Avrupa güvenliğinde otonomi sorunu Düşünce Günlüğü Haberleri
Yenisafak sayfasından alınan verilere dayanarak, SonTurkHaber.com duyuruda bulunuyor.
Dr. Muhammed Çağrı Bilir / Yıldız Teknik Üniversitesi
Beyaz Saray geçtiğimiz hafta Avrupalı liderler ile Donald Trump’ın görüşmesine ev sahipliği yaptı. Toplantıda Trump’ın masasının karşısında yan yana oturan Avrupalıların olduğu küçük düşürücü bir oturma düzeni göze çarparken, bu durum taraflar arasındaki hiyerarşiyi yansıtan ikonik bir fotoğrafın da ortaya çıkmasını sağlamış oldu. Ancak toplantı formatına gelen eleştirilerin gölgesinde, Fransa Cumhurbaşkanı Macron, Ukrayna’da olası ateşkes sonrası Rus yayılmasını caydırmak adına Ukrayna’da kapsamlı bir askeri misyonun başlatılması gerektiğini açıklayarak yeni bir tartışma başlatmış oldu.

= = = = = = =

• [Alıştırma]: Avrupa güvenliğindeki otonomi sorununu ele alan yazıyı son cümlesinden itibaren sürdürün. Sonraki öğeler bu yazıdan bağımsız, ayrı bir malzemedir.

= = = = = = =

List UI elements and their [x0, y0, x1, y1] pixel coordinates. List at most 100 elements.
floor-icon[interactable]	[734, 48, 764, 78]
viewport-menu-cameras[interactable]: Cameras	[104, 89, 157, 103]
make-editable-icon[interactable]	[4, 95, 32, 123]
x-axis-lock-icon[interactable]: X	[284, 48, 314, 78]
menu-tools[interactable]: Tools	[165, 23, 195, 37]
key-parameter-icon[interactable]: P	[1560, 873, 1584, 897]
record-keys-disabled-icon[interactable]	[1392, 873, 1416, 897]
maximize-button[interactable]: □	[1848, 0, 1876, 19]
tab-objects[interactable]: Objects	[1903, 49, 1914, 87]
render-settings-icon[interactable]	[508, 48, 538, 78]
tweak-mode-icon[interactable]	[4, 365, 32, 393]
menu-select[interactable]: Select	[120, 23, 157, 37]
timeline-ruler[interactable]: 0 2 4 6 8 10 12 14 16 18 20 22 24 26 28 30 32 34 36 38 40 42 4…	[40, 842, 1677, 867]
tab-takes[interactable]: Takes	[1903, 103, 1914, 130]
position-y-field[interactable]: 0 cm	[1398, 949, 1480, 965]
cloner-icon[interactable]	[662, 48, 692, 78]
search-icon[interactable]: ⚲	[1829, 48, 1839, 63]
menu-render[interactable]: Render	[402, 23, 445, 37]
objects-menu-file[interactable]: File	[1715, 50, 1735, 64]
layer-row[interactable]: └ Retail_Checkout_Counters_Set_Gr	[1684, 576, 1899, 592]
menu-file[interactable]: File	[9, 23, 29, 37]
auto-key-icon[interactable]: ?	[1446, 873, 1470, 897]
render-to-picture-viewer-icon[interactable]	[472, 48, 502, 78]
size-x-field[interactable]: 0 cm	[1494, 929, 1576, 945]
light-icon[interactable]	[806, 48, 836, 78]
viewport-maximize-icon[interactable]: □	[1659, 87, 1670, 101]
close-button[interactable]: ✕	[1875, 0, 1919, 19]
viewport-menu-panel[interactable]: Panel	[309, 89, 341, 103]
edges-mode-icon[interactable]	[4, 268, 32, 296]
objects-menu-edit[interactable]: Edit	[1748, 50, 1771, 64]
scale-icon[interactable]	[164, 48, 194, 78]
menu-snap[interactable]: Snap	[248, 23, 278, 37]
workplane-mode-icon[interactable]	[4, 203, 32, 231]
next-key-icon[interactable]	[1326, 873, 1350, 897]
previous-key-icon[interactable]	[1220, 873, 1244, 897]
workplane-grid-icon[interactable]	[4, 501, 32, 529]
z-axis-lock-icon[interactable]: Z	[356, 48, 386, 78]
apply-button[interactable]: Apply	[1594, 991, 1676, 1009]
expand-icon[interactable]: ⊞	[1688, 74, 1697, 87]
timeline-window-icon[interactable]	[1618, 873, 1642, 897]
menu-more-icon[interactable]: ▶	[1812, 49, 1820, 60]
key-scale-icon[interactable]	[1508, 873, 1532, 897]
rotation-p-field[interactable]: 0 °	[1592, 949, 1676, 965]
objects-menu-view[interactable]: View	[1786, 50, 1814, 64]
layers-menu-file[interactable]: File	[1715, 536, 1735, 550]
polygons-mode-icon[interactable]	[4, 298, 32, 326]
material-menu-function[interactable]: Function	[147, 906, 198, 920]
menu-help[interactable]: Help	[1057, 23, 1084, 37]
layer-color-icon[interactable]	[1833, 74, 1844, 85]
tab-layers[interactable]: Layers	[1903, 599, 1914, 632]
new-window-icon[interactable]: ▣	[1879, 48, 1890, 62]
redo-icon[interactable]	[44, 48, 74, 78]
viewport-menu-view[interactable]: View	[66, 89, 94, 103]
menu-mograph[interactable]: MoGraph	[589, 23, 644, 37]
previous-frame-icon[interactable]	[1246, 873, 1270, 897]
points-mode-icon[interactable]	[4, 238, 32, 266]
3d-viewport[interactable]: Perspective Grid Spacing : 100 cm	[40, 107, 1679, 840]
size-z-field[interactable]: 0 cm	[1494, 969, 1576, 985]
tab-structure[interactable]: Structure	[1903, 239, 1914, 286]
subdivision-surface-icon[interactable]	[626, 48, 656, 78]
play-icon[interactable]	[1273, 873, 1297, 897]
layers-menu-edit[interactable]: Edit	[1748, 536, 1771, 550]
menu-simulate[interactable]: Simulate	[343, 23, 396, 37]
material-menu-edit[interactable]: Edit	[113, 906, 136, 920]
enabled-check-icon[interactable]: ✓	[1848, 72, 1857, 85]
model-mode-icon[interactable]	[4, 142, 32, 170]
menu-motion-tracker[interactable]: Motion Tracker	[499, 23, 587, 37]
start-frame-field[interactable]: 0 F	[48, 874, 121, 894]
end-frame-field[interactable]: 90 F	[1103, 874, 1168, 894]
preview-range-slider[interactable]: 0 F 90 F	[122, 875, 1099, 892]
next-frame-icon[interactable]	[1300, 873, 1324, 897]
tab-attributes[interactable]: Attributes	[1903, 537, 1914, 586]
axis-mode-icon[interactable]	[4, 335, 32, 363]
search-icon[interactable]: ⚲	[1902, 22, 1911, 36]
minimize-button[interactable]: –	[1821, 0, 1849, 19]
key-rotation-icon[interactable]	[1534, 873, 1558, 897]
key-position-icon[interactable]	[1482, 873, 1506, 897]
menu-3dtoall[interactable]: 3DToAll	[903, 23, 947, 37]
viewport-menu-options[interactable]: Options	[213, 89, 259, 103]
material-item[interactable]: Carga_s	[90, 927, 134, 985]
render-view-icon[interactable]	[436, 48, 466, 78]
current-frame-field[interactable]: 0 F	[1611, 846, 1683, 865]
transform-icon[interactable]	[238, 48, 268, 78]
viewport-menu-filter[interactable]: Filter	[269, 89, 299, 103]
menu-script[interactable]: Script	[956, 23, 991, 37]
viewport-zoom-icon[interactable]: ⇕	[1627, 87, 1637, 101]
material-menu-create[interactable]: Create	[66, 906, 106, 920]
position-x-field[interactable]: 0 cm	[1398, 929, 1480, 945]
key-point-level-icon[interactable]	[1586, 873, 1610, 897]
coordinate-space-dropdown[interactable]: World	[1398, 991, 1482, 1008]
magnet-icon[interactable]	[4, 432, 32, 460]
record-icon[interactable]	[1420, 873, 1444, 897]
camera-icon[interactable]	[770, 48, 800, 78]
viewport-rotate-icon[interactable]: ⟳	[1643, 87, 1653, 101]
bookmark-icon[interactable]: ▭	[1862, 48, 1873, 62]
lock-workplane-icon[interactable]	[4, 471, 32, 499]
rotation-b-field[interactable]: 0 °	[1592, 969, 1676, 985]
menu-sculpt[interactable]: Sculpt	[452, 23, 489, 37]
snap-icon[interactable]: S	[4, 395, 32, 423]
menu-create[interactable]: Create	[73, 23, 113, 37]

= = = = = = =

• [Alıştırmanın yanıtı]:
Aslında Şubat 2025’te benzer şekilde İngiltere Başbakanı Starmer de bu seçeneğin masada olabileceğinin sinyallerini vermişti. Buna karşın ABD tarafı olası bir operasyonun bütün askeri ve politik maliyetlerini Avrupalıların yüklenmesi durumunda belki hava desteği verebilecekleri yönünde açıklamalar yapıyor. Ancak sahaya asker göndermek veya doğrudan böyle bir inisiyatife liderlik etmek gibi bir ihtimal kesin bir dille reddediliyor. Dolayısıyla "ABD liderlik etmezse Avrupalılar böyle bir operasyonu yapabilirler mi" sorusu da öne çıkıyor.
Bu noktada Avrupalıların Ukrayna’ya asker gönderme seçeneğini tartışmak için aslında Avrupalı denildiğinde tam olarak neyin kastedildiğinin berraklaşması gerekmektedir. Öyle ki merkezinde Fransa ve İngiltere’nin olduğu olası bir operasyondan söz edildiğinde karşımıza NATO, AB Ortak Güvenlik ve Savunma Politikası yahut bağımsız bir koalisyon ihtimali çıkar ki bunların her biri için ayrı senaryolardan bahsetmek mümkün.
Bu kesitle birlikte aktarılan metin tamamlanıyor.